* Begin DATA EXCERPTS *
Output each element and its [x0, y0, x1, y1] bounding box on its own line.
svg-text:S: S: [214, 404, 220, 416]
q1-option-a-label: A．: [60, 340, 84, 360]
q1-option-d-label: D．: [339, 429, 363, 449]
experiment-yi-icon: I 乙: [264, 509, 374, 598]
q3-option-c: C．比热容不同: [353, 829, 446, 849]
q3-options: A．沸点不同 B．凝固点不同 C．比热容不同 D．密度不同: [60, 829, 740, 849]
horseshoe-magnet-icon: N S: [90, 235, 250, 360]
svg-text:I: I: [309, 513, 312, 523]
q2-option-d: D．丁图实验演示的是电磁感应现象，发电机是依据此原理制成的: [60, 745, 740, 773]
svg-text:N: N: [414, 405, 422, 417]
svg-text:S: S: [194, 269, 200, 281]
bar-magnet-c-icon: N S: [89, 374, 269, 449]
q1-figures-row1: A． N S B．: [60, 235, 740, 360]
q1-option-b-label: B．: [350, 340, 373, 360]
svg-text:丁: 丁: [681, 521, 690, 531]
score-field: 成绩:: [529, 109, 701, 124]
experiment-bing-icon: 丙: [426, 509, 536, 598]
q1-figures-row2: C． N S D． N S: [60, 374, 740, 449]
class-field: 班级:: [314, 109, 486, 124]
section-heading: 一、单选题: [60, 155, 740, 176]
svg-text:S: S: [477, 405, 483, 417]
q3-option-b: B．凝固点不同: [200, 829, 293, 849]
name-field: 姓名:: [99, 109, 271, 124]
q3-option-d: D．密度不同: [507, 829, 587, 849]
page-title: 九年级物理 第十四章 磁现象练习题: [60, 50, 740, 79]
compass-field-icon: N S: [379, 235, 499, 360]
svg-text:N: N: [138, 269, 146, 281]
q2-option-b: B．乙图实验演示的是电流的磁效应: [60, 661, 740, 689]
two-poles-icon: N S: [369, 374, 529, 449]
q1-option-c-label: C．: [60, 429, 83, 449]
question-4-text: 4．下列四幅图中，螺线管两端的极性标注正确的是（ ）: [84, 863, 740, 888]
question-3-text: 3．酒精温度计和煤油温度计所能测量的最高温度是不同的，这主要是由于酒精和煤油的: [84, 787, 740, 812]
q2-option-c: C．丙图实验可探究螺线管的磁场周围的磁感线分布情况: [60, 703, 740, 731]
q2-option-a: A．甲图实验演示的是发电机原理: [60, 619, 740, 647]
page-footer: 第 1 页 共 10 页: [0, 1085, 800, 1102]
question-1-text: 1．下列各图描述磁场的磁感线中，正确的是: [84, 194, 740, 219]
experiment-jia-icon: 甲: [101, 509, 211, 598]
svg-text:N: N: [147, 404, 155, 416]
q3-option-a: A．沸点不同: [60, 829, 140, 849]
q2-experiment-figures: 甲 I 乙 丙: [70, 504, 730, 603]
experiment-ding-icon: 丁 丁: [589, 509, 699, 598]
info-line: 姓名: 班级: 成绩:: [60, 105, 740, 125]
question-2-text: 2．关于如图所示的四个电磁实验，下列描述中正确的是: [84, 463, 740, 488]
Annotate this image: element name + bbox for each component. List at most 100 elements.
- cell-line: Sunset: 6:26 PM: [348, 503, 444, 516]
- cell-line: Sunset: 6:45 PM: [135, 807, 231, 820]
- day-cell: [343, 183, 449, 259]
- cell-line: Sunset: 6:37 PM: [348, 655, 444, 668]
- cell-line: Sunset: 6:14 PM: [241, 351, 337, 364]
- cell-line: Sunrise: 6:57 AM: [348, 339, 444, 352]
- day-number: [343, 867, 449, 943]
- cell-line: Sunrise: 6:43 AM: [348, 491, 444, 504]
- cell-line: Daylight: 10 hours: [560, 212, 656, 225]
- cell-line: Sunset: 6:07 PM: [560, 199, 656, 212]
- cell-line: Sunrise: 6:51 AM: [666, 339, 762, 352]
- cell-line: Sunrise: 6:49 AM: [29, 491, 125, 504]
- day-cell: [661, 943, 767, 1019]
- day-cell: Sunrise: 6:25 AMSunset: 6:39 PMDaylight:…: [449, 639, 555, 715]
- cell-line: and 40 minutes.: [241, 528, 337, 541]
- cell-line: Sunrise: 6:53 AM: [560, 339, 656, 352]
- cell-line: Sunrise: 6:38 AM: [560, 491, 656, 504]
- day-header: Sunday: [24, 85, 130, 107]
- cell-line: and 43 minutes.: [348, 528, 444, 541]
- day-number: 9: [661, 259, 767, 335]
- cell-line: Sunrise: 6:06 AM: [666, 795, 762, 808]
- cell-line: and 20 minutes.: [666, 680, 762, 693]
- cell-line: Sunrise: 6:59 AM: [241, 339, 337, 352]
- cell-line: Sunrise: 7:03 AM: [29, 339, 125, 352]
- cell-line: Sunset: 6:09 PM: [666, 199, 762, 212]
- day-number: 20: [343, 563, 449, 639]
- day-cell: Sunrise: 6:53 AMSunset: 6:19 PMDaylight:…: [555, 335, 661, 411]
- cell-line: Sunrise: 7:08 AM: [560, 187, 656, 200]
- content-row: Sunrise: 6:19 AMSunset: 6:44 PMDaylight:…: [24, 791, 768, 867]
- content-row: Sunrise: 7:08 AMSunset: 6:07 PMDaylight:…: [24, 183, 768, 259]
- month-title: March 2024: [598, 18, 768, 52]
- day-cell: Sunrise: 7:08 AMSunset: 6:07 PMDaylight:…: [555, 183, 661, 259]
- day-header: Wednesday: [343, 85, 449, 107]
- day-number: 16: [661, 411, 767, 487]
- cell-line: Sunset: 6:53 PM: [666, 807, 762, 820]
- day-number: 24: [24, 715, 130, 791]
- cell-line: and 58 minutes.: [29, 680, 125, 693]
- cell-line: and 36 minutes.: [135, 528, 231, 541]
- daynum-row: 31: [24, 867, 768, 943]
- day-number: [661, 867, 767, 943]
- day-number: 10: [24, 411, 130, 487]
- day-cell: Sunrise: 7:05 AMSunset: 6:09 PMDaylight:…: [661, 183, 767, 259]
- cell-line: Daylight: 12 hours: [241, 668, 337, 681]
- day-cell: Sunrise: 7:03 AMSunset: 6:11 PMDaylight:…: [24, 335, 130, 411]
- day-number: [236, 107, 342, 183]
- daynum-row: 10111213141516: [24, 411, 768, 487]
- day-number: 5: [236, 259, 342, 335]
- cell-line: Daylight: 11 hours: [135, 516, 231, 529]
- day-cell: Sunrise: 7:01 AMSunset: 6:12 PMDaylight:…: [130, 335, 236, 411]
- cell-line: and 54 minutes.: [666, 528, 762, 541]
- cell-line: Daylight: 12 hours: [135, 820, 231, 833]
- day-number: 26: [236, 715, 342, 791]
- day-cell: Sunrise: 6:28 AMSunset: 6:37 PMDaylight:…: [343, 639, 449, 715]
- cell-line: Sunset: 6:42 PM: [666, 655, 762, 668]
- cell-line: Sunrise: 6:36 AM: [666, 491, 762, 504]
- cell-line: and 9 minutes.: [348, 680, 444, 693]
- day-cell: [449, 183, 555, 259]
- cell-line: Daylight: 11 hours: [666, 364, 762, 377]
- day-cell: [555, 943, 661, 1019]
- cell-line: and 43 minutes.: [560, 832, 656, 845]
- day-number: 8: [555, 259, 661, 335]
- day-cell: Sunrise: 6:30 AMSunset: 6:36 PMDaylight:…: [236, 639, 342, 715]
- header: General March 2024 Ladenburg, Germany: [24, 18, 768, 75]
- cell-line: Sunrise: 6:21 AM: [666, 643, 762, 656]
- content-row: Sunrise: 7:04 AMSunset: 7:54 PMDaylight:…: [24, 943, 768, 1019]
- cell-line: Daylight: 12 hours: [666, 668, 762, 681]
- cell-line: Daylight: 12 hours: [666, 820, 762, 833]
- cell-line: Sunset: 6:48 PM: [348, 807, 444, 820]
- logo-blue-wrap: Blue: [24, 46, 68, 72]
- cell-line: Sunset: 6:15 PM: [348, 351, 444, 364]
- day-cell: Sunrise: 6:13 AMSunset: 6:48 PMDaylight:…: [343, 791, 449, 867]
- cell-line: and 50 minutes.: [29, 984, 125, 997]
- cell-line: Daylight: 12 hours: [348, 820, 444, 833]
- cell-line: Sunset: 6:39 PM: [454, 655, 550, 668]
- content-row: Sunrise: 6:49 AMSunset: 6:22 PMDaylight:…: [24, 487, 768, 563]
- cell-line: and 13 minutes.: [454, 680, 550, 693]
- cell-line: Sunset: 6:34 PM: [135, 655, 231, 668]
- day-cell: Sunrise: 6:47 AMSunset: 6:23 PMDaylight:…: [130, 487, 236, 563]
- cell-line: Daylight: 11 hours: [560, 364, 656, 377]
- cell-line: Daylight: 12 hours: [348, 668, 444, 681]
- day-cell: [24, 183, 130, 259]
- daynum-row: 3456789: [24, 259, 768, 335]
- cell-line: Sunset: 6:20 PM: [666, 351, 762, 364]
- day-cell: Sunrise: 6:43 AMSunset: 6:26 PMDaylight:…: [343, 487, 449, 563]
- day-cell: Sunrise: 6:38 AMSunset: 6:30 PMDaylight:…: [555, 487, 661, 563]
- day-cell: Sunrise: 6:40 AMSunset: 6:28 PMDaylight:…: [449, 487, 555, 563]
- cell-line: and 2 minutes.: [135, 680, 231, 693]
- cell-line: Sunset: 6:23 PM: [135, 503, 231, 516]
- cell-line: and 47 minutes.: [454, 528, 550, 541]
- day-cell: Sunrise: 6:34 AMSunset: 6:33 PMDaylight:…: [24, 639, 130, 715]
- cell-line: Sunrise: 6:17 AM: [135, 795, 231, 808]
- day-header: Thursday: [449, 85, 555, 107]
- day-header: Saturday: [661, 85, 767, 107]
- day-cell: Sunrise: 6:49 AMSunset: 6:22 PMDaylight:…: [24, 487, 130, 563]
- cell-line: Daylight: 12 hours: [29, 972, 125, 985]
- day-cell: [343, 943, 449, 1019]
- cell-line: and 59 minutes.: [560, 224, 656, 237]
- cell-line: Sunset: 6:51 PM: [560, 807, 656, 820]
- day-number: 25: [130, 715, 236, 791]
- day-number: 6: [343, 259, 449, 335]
* End DATA EXCERPTS *
_PROBLEM TO WORK ON:_ Output everything from the start of the data down to the line containing "page-footer: 第 1", both ends included, as a Markdown table with the columns Row and Line. Number the rows in order, put each line's text in the Line column, and leave out blank lines.

_ANSWER IN FULL:_
| Row | Line |
|---|---|
| 1 | Output each element and its [x0, y0, x1, y1] bounding box on its own line. |
| 2 | svg-text:S: S: [214, 404, 220, 416] |
| 3 | q1-option-a-label: A．: [60, 340, 84, 360] |
| 4 | q1-option-d-label: D．: [339, 429, 363, 449] |
| 5 | experiment-yi-icon: I 乙: [264, 509, 374, 598] |
| 6 | q3-option-c: C．比热容不同: [353, 829, 446, 849] |
| 7 | q3-options: A．沸点不同 B．凝固点不同 C．比热容不同 D．密度不同: [60, 829, 740, 849] |
| 8 | horseshoe-magnet-icon: N S: [90, 235, 250, 360] |
| 9 | svg-text:I: I: [309, 513, 312, 523] |
| 10 | q2-option-d: D．丁图实验演示的是电磁感应现象，发电机是依据此原理制成的: [60, 745, 740, 773] |
| 11 | svg-text:N: N: [414, 405, 422, 417] |
| 12 | svg-text:S: S: [194, 269, 200, 281] |
| 13 | bar-magnet-c-icon: N S: [89, 374, 269, 449] |
| 14 | q1-figures-row1: A． N S B．: [60, 235, 740, 360] |
| 15 | q1-option-b-label: B．: [350, 340, 373, 360] |
| 16 | svg-text:丁: 丁: [681, 521, 690, 531] |
| 17 | score-field: 成绩:: [529, 109, 701, 124] |
| 18 | experiment-bing-icon: 丙: [426, 509, 536, 598] |
| 19 | q1-figures-row2: C． N S D． N S: [60, 374, 740, 449] |
| 20 | class-field: 班级:: [314, 109, 486, 124] |
| 21 | section-heading: 一、单选题: [60, 155, 740, 176] |
| 22 | svg-text:S: S: [477, 405, 483, 417] |
| 23 | q3-option-b: B．凝固点不同: [200, 829, 293, 849] |
| 24 | name-field: 姓名:: [99, 109, 271, 124] |
| 25 | q3-option-d: D．密度不同: [507, 829, 587, 849] |
| 26 | page-title: 九年级物理 第十四章 磁现象练习题: [60, 50, 740, 79] |
| 27 | compass-field-icon: N S: [379, 235, 499, 360] |
| 28 | svg-text:N: N: [138, 269, 146, 281] |
| 29 | q2-option-b: B．乙图实验演示的是电流的磁效应: [60, 661, 740, 689] |
| 30 | two-poles-icon: N S: [369, 374, 529, 449] |
| 31 | q1-option-c-label: C．: [60, 429, 83, 449] |
| 32 | question-4-text: 4．下列四幅图中，螺线管两端的极性标注正确的是（ ）: [84, 863, 740, 888] |
| 33 | question-3-text: 3．酒精温度计和煤油温度计所能测量的最高温度是不同的，这主要是由于酒精和煤油的: [84, 787, 740, 812] |
| 34 | q2-option-c: C．丙图实验可探究螺线管的磁场周围的磁感线分布情况: [60, 703, 740, 731] |
| 35 | q2-option-a: A．甲图实验演示的是发电机原理: [60, 619, 740, 647] |
| 36 | page-footer: 第 1 页 共 10 页: [0, 1085, 800, 1102] |